Problem statement ▸ The records that follow are to be repeated exactly, with the pictures removed.

Material supplied ▸
■ ■ ■ ■
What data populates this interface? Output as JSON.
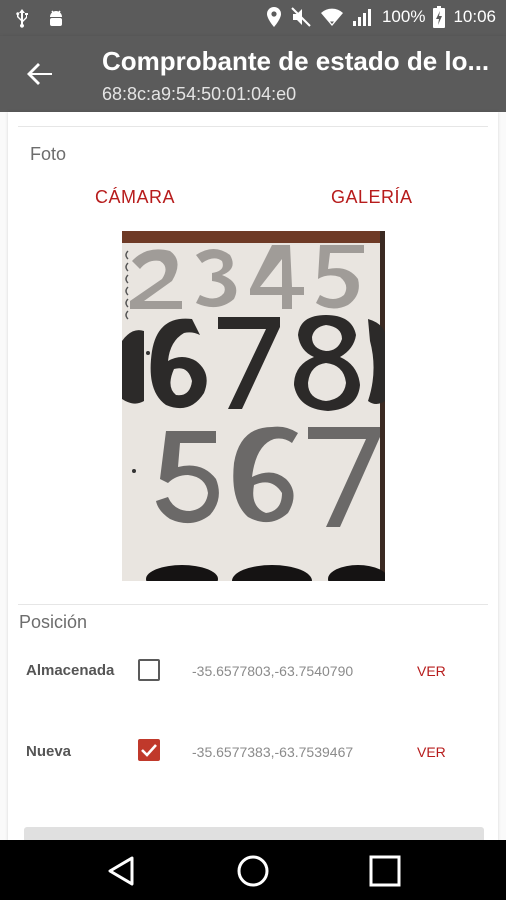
{
  "status_bar": {
    "left_icons": [
      "usb-icon",
      "android-debug-icon"
    ],
    "right_icons": [
      "location-icon",
      "mute-icon",
      "wifi-icon",
      "signal-icon"
    ],
    "battery": "100%",
    "time": "10:06"
  },
  "app_bar": {
    "title": "Comprobante de estado de lo...",
    "subtitle": "68:8c:a9:54:50:01:04:e0"
  },
  "photo_section": {
    "label": "Foto",
    "camera_label": "CÁMARA",
    "gallery_label": "GALERÍA"
  },
  "position_section": {
    "label": "Posición",
    "rows": [
      {
        "label": "Almacenada",
        "checked": false,
        "coords": "-35.6577803,-63.7540790",
        "action": "VER"
      },
      {
        "label": "Nueva",
        "checked": true,
        "coords": "-35.6577383,-63.7539467",
        "action": "VER"
      }
    ]
  },
  "colors": {
    "accent": "#b71c1c",
    "checkbox_on": "#c0392b",
    "app_bar": "#5b5b5b"
  }
}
■ ■ ■ ■
Task answer ▸
What data populates this interface? Output as JSON.
{
  "status_bar": {
    "left_icons": [
      "usb-icon",
      "android-debug-icon"
    ],
    "right_icons": [
      "location-icon",
      "mute-icon",
      "wifi-icon",
      "signal-icon"
    ],
    "battery": "100%",
    "time": "10:06"
  },
  "app_bar": {
    "title": "Comprobante de estado de lo...",
    "subtitle": "68:8c:a9:54:50:01:04:e0"
  },
  "photo_section": {
    "label": "Foto",
    "camera_label": "CÁMARA",
    "gallery_label": "GALERÍA"
  },
  "position_section": {
    "label": "Posición",
    "rows": [
      {
        "label": "Almacenada",
        "checked": false,
        "coords": "-35.6577803,-63.7540790",
        "action": "VER"
      },
      {
        "label": "Nueva",
        "checked": true,
        "coords": "-35.6577383,-63.7539467",
        "action": "VER"
      }
    ]
  },
  "colors": {
    "accent": "#b71c1c",
    "checkbox_on": "#c0392b",
    "app_bar": "#5b5b5b"
  }
}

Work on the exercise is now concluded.